*Task requirements:* Print the complete set of entries exactly.

*Recorded information:*
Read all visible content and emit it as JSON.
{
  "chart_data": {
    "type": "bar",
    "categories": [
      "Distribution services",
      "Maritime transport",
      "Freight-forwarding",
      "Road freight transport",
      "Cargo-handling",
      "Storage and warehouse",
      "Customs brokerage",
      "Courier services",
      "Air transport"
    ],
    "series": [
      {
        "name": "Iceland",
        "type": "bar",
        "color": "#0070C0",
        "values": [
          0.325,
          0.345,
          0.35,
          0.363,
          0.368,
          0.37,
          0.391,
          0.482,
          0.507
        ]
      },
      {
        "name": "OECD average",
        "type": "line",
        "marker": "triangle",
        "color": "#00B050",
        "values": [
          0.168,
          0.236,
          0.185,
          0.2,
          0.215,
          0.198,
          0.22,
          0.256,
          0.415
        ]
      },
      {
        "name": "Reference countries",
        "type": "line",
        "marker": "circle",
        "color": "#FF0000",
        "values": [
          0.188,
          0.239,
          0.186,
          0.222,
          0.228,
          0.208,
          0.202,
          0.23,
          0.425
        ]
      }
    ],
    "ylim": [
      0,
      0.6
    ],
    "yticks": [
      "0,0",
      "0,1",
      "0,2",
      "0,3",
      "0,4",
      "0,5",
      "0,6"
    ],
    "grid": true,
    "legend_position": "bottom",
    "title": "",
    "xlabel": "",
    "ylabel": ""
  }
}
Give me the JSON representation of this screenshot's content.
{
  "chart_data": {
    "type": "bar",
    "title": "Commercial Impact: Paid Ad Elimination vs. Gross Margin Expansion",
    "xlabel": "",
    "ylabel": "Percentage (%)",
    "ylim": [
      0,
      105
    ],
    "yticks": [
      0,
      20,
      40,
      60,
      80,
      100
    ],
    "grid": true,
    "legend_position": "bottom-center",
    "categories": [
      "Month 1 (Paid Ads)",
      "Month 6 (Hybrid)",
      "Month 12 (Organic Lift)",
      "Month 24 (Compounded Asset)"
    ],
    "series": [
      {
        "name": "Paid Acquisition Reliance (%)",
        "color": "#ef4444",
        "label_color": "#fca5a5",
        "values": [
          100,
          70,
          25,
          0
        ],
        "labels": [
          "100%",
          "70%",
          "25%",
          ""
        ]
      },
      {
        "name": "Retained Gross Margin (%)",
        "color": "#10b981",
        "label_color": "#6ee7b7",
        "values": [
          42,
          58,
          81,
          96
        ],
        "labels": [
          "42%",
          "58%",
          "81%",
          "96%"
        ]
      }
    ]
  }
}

*Solution to this task:*
Read all visible content and emit it as JSON.
{
  "chart_data": {
    "type": "bar",
    "categories": [
      "Distribution services",
      "Maritime transport",
      "Freight-forwarding",
      "Road freight transport",
      "Cargo-handling",
      "Storage and warehouse",
      "Customs brokerage",
      "Courier services",
      "Air transport"
    ],
    "series": [
      {
        "name": "Iceland",
        "type": "bar",
        "color": "#0070C0",
        "values": [
          0.325,
          0.345,
          0.35,
          0.363,
          0.368,
          0.37,
          0.391,
          0.482,
          0.507
        ]
      },
      {
        "name": "OECD average",
        "type": "line",
        "marker": "triangle",
        "color": "#00B050",
        "values": [
          0.168,
          0.236,
          0.185,
          0.2,
          0.215,
          0.198,
          0.22,
          0.256,
          0.415
        ]
      },
      {
        "name": "Reference countries",
        "type": "line",
        "marker": "circle",
        "color": "#FF0000",
        "values": [
          0.188,
          0.239,
          0.186,
          0.222,
          0.228,
          0.208,
          0.202,
          0.23,
          0.425
        ]
      }
    ],
    "ylim": [
      0,
      0.6
    ],
    "yticks": [
      "0,0",
      "0,1",
      "0,2",
      "0,3",
      "0,4",
      "0,5",
      "0,6"
    ],
    "grid": true,
    "legend_position": "bottom",
    "title": "",
    "xlabel": "",
    "ylabel": ""
  }
}
Give me the JSON representation of this screenshot's content.
{
  "chart_data": {
    "type": "bar",
    "title": "Commercial Impact: Paid Ad Elimination vs. Gross Margin Expansion",
    "xlabel": "",
    "ylabel": "Percentage (%)",
    "ylim": [
      0,
      105
    ],
    "yticks": [
      0,
      20,
      40,
      60,
      80,
      100
    ],
    "grid": true,
    "legend_position": "bottom-center",
    "categories": [
      "Month 1 (Paid Ads)",
      "Month 6 (Hybrid)",
      "Month 12 (Organic Lift)",
      "Month 24 (Compounded Asset)"
    ],
    "series": [
      {
        "name": "Paid Acquisition Reliance (%)",
        "color": "#ef4444",
        "label_color": "#fca5a5",
        "values": [
          100,
          70,
          25,
          0
        ],
        "labels": [
          "100%",
          "70%",
          "25%",
          ""
        ]
      },
      {
        "name": "Retained Gross Margin (%)",
        "color": "#10b981",
        "label_color": "#6ee7b7",
        "values": [
          42,
          58,
          81,
          96
        ],
        "labels": [
          "42%",
          "58%",
          "81%",
          "96%"
        ]
      }
    ]
  }
}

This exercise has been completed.